▶ RECORDS SHOWN:

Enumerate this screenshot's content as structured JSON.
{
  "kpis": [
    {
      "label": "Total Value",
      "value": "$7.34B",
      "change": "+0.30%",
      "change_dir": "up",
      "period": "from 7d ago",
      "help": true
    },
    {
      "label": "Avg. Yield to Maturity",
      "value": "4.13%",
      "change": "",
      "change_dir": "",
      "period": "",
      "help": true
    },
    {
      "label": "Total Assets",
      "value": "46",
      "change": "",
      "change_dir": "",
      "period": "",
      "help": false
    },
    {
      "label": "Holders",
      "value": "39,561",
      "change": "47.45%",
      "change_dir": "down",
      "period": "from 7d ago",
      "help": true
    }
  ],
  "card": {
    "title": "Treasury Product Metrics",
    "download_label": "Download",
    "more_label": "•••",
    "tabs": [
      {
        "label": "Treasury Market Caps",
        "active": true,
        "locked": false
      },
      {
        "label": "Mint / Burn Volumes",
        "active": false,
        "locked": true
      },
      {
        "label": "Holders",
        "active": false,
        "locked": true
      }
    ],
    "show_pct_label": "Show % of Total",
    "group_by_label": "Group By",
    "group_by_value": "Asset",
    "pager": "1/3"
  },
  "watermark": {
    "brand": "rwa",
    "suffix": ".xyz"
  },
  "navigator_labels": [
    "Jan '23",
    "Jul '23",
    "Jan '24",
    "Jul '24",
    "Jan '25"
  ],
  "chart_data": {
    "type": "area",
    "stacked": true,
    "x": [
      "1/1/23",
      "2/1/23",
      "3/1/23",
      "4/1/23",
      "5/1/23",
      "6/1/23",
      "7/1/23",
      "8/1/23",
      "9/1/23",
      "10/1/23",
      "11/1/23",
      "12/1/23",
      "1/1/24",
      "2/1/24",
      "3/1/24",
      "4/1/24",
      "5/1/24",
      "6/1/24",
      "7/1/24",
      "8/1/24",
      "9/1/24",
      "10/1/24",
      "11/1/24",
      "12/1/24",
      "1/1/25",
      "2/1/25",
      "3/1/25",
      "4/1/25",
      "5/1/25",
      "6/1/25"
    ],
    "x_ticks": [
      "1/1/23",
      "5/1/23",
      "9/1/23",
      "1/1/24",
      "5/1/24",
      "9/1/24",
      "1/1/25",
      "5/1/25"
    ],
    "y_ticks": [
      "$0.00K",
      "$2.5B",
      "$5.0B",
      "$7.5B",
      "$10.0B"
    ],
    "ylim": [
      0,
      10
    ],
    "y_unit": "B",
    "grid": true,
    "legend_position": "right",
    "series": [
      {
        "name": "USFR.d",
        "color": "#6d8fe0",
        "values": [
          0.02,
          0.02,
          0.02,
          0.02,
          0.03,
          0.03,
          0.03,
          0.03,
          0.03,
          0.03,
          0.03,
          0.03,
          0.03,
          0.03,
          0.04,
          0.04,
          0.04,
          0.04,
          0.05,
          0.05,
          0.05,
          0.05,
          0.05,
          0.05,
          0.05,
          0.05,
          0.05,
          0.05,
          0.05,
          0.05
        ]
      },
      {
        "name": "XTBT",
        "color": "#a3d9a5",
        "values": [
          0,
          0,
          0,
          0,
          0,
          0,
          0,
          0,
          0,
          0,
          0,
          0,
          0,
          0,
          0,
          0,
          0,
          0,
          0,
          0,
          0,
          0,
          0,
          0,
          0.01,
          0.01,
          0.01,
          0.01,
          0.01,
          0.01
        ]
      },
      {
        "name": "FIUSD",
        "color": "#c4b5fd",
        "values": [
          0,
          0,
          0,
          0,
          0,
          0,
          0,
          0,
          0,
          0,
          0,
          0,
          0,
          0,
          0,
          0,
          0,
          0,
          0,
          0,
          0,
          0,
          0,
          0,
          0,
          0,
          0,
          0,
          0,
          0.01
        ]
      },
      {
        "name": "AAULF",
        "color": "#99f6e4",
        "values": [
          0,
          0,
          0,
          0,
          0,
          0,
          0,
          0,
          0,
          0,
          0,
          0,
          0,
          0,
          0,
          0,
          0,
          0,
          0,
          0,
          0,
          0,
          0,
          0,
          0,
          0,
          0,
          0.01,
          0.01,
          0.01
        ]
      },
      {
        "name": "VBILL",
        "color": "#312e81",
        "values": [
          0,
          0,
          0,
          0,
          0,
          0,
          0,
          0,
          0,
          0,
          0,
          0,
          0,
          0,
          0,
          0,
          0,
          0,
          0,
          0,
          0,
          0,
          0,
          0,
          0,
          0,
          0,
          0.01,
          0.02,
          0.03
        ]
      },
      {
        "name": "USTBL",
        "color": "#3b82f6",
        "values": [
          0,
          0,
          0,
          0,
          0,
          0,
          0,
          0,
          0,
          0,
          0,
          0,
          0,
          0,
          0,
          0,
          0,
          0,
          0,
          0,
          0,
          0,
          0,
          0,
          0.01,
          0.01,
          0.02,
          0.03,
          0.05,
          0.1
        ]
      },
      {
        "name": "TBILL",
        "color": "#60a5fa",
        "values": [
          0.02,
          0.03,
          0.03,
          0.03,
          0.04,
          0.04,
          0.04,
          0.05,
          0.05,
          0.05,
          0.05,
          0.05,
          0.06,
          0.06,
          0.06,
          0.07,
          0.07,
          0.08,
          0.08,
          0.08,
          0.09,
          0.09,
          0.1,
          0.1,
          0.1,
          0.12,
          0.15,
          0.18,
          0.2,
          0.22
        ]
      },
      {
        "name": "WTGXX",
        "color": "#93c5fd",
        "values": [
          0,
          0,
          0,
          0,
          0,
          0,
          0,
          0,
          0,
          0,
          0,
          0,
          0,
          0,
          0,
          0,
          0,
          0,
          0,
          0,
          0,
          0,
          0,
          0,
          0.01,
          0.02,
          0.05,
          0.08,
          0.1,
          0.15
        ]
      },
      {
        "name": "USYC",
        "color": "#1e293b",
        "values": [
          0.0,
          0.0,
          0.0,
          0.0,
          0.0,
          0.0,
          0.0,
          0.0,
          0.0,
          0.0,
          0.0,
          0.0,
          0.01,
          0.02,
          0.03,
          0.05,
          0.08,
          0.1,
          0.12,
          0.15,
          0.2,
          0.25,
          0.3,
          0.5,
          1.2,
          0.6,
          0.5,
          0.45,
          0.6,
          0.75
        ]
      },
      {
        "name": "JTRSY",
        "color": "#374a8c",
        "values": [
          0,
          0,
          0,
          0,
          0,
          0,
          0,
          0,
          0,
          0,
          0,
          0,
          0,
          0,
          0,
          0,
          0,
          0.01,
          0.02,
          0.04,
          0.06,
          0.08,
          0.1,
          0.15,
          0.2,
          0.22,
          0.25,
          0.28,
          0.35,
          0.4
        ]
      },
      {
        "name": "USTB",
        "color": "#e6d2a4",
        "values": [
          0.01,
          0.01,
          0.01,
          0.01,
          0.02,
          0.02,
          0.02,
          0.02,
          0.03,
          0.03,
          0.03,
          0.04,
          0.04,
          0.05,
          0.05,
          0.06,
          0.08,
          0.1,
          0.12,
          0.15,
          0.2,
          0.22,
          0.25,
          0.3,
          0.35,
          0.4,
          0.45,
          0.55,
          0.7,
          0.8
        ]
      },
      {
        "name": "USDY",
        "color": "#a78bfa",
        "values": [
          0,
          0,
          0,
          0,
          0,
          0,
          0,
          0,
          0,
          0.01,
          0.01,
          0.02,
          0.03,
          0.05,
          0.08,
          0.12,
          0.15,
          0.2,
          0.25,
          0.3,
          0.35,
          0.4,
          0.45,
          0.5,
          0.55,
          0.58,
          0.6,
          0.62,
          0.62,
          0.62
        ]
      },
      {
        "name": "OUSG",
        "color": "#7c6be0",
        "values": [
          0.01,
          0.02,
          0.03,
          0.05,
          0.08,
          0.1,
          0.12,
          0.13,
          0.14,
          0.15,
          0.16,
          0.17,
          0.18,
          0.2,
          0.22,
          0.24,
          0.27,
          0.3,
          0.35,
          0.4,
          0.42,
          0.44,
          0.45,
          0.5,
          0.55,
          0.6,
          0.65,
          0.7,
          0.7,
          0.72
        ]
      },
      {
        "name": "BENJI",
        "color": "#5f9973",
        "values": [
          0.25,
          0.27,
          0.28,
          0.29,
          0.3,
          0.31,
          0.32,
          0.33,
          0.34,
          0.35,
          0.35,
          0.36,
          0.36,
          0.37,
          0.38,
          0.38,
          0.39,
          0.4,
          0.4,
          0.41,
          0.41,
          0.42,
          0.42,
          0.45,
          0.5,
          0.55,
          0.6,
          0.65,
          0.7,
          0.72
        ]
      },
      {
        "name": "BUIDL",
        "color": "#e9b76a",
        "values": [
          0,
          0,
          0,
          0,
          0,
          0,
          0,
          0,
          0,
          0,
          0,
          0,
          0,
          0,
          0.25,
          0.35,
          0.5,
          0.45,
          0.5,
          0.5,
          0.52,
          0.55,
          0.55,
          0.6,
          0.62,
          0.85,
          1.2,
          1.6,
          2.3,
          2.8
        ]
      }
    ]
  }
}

▶ TASK:
Locate all lines holding the word "false", then copy them out.

▶ TASK ANSWER:
      "help": false
        "locked": false
        "active": false,
        "active": false,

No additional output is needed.